The tasks:
(a) In the article about adding energy to a mix, reproduce everything from "Ever thought you" down to "intangible mix quality.".
(b) According to the article about adding energy to a mix, what happened when Jeff tried boosting brightness?
(c) Pick up the article about adding energy to a mix after its final sentence and keep writing it.

Document:
════════════════════

Ever thought you were nearing the end of your mix, only to realise the track needs a whole lot more impact?
How do you add energy to a mix? I mean, I imagine that every DAW user has at one time or another been faced with a project where they’ve gone through all the usual mixdown motions, but ended up with a result that feels somehow a bit lacklustre, plodding, and generally uninspiring. In other words, it lacks energy. And in my experience, it’s this malaise that most commonly leads SOS readers to approach the Mix Rescue column. With that in mind, I’d like to focus this article on a mix overhaul I recently did for singer‑songwriter Jeff Hirata, where I applied a variety of different techniques I’ve learnt over the years for enhancing this rather intangible mix quality.
When Jeff sent me an MP3 of his song ‘Sunshine’, he was already well aware that his mix didn’t feel as exciting as he’d hoped, given the cheery musical content. But he was stumped about how to improve matters. When he added more low end, or more compression, or extra guitar layers, it just made things muddy and sacrificed clarity. When he pushed the drums up in the mix, the sound became too aggressive and lacked cohesion. When he tried boosting brightness it just made the overall sonics abrasive and fatiguing. More insidiously, though, he just felt that the mix was making the music seem almost boring, despite what I agreed was solid songwriting and a decent set of performances.

════════════════════

Extracted entries:
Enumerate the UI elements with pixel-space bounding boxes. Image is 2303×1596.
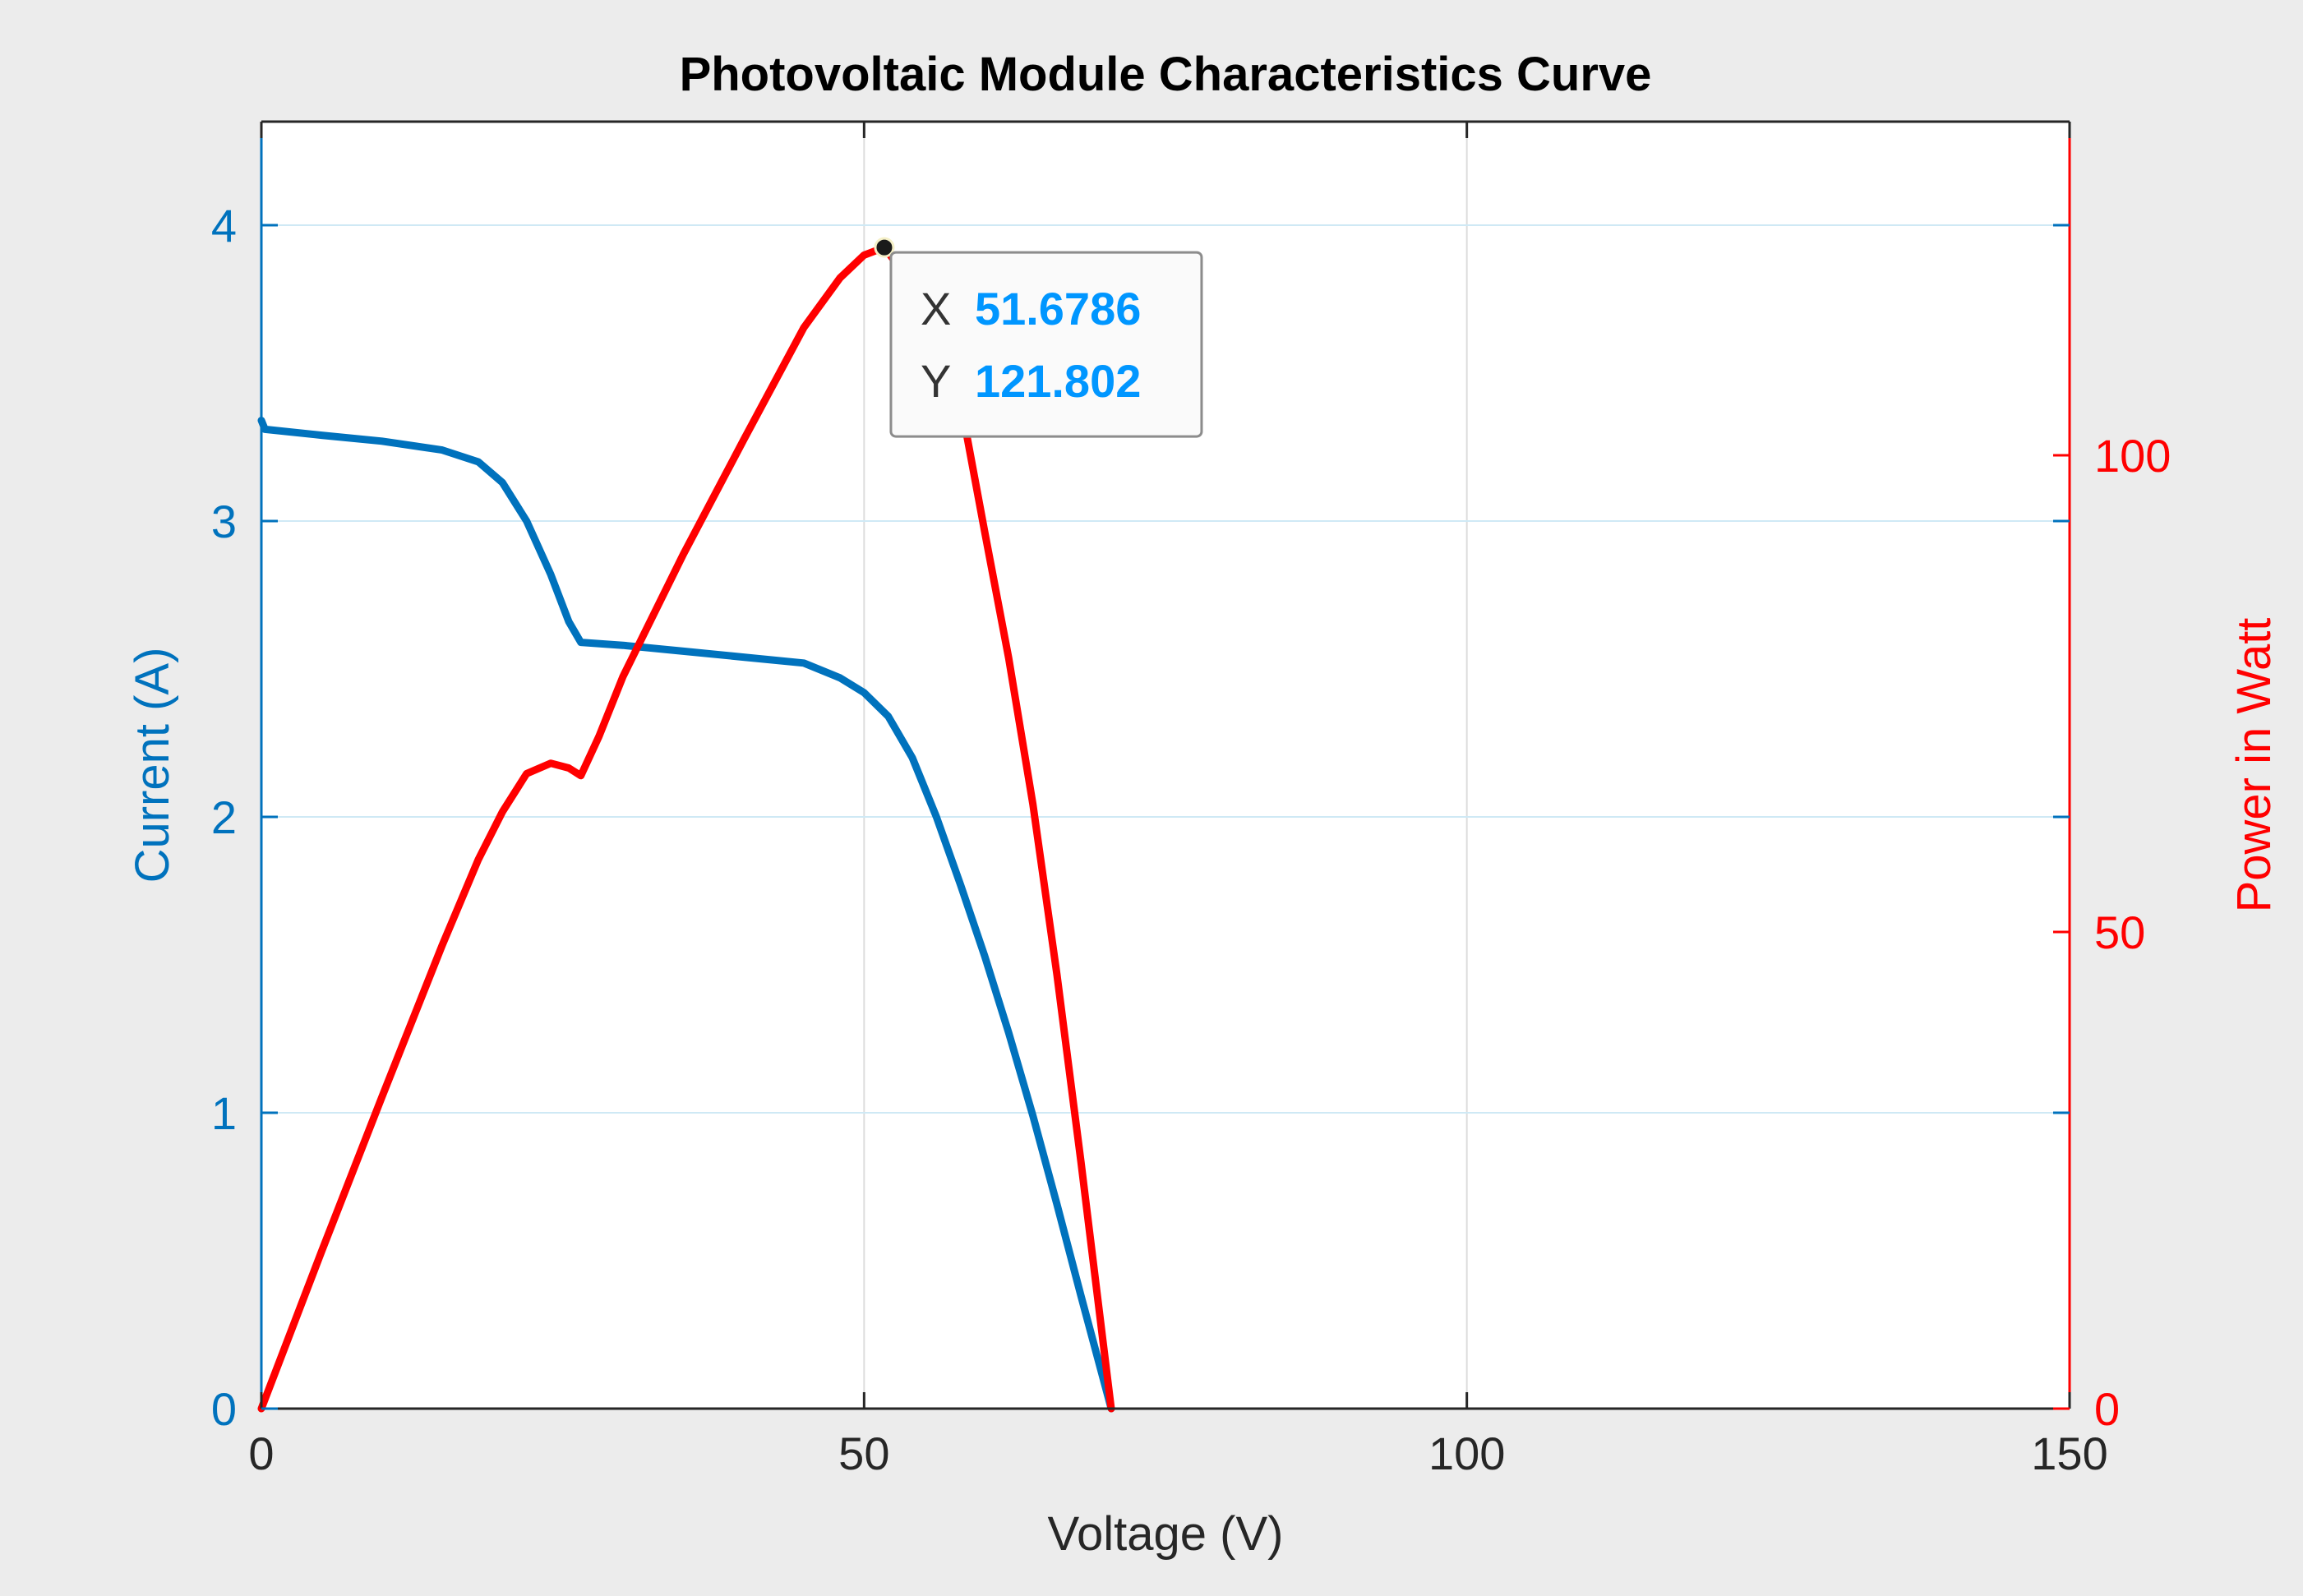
x-tick-label: 0	[248, 1428, 274, 1479]
series-layer	[257, 243, 1115, 1413]
chart-title: Photovoltaic Module Characteristics Curv…	[680, 48, 1652, 101]
left-y-tick-label: 1	[211, 1087, 237, 1139]
datatip-x-value: 51.6786	[975, 283, 1141, 334]
left-y-tick-label: 2	[211, 791, 237, 843]
right-y-axis-label: Power in Watt	[2227, 618, 2281, 913]
left-y-tick-label: 4	[211, 200, 237, 251]
x-tick-label: 100	[1428, 1428, 1505, 1479]
x-axis-label: Voltage (V)	[1048, 1507, 1284, 1561]
datatip-y-value: 121.802	[975, 355, 1141, 407]
left-y-axis-label: Current (A)	[126, 648, 179, 883]
right-y-tick-label: 50	[2094, 906, 2145, 958]
datatip-y-label: Y	[921, 355, 951, 407]
left-y-tick-label: 3	[211, 496, 237, 547]
series-line-current	[257, 417, 1115, 1413]
x-tick-label: 50	[838, 1428, 889, 1479]
right-y-tick-label: 100	[2094, 430, 2171, 482]
left-y-tick-label: 0	[211, 1383, 237, 1435]
grid-lines	[261, 122, 2070, 1409]
right-y-tick-label: 0	[2094, 1383, 2120, 1435]
datatip-marker[interactable]	[874, 237, 895, 258]
datatip-x-label: X	[921, 283, 951, 334]
axes	[260, 120, 2071, 1410]
series-line-power	[257, 243, 1115, 1413]
x-tick-label: 150	[2031, 1428, 2107, 1479]
data-tip[interactable]: X 51.6786 Y 121.802	[874, 237, 1203, 438]
datatip-box[interactable]	[889, 251, 1203, 438]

════════════════════

Answers given:
(a)
Ever thought you were nearing the end of your mix, only to realise the track needs a whole lot more impact?
How do you add energy to a mix? I mean, I imagine that every DAW user has at one time or another been faced with a project where they’ve gone through all the usual mixdown motions, but ended up with a result that feels somehow a bit lacklustre, plodding, and generally uninspiring. In other words, it lacks energy. And in my experience, it’s this malaise that most commonly leads SOS readers to approach the Mix Rescue column. With that in mind, I’d like to focus this article on a mix overhaul I recently did for singer‑songwriter Jeff Hirata, where I applied a variety of different techniques I’ve learnt over the years for enhancing this rather intangible mix quality.

(b) It made the overall sonics abrasive and fatiguing.

(c)
Now, Jeff wasn’t wrong by any means in reaching for the mix tools he did, but in each case the problems he was addressing ran a little deeper than he’d identified. Take the idea of boosting the low end, for instance. In principle, this is a great way to make a mix sound more exciting, but there were two good reasons why I was able to do this in my remix where he’d previously struggled. Firstly, I cleared space for low‑end boosts on the kick drum and bass guitar by filtering out low end from more than a dozen other tracks: drum overheads, drum room, low tom, congas, steel pans, acoustic/electric guitars, and backing vocals. And, secondly, I realised that the fundamental frequencies of Jeff’s bass‑guitar part seldom strayed below 50Hz, which left plenty of free mix real‑estate for me to add a sneaky programmed sub synth layer. So, yes, more low end on your kick and bass will usually translate into a more exciting mix, but only if you plan enough space in the spectrum for that to fit.
Likewise, Jeff was right that brightening a mix often makes it feel more urgent and immediate, but you need to work in a targeted manner. So while I certainly brightened my remix with high‑frequency EQ boosts and saturation effects, I was able to avoid the harshness problems Jeff had originally encountered, by:
- Filtering high end out of less foreground parts, such as the hi‑hat and hand percussion.
- Softening fatiguing upper‑spectrum transients with low‑pass filtering (for the kick), clipping (for the snare), limiting (for the tambourine), and multiband limiting (acoustic guitars).
- Rebalancing overprominent noise consonants and sporadic high‑frequency resonances on the (numerous!) vocal parts with de‑essing, multiband compression, specialist spectral compression (from ProAudioDSP’s DSM plug‑in), and region‑specific EQ processing.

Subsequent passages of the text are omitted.